◆ Task description: Look below and pull out each line with the word "this".
>> Begin The records
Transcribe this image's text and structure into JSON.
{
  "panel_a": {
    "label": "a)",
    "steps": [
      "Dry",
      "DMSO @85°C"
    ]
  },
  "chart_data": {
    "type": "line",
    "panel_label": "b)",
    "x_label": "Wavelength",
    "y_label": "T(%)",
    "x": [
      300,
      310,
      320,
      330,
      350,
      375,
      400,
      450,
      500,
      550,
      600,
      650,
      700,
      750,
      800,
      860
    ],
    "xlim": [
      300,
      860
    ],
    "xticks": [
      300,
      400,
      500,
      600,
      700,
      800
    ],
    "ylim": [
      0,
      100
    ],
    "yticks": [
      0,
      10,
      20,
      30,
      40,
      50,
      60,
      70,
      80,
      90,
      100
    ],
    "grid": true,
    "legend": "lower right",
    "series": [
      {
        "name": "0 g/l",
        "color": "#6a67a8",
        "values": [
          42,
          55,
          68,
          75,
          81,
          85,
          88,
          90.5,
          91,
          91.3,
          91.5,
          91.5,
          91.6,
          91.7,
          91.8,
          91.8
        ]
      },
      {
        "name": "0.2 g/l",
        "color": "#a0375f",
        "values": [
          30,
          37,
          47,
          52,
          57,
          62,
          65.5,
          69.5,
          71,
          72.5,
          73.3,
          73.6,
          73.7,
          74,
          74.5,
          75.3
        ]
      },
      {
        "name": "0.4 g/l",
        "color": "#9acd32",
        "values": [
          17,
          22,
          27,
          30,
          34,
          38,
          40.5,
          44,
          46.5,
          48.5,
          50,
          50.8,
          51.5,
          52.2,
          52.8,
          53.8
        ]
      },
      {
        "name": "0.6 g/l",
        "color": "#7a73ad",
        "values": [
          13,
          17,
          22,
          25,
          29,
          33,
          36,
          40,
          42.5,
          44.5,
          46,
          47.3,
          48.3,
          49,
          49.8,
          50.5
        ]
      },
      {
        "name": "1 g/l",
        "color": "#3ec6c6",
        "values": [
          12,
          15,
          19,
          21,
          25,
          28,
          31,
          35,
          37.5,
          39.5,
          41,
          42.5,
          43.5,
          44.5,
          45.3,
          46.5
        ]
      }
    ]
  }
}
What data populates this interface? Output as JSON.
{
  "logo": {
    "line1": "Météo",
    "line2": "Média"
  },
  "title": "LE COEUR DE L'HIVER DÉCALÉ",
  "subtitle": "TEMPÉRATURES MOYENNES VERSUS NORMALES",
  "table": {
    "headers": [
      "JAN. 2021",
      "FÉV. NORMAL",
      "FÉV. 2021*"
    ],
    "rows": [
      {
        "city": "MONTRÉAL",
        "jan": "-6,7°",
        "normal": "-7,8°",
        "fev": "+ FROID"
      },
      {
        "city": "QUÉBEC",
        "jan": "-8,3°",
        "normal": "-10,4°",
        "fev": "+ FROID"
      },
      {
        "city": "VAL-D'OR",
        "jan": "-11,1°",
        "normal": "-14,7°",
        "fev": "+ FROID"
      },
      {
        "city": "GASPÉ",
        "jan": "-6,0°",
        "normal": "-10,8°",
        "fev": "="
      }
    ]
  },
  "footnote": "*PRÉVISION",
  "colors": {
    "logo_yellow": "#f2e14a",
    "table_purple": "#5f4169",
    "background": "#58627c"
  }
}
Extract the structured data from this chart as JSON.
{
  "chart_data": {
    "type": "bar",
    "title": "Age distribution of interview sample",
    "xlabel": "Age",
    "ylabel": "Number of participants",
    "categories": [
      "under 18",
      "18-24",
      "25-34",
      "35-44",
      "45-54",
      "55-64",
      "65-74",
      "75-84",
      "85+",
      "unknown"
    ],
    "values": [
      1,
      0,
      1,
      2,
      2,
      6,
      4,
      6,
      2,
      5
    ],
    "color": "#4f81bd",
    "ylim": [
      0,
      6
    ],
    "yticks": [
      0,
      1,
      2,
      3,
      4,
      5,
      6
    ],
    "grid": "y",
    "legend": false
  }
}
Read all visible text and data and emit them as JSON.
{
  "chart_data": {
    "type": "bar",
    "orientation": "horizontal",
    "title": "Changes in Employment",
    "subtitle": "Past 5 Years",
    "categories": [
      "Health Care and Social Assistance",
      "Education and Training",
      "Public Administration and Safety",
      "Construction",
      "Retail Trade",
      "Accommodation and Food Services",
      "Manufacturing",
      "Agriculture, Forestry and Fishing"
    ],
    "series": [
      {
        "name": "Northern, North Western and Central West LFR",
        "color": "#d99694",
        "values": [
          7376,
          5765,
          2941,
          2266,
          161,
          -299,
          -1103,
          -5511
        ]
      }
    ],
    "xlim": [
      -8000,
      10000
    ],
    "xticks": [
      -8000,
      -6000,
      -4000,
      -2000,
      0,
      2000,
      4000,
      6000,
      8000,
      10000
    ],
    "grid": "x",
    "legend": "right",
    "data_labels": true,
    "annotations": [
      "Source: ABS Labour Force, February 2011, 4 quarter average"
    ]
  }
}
>> End The records
◆ Written solution:
Transcribe this image's text and structure into JSON.
What data populates this interface? Output as JSON.
Extract the structured data from this chart as JSON.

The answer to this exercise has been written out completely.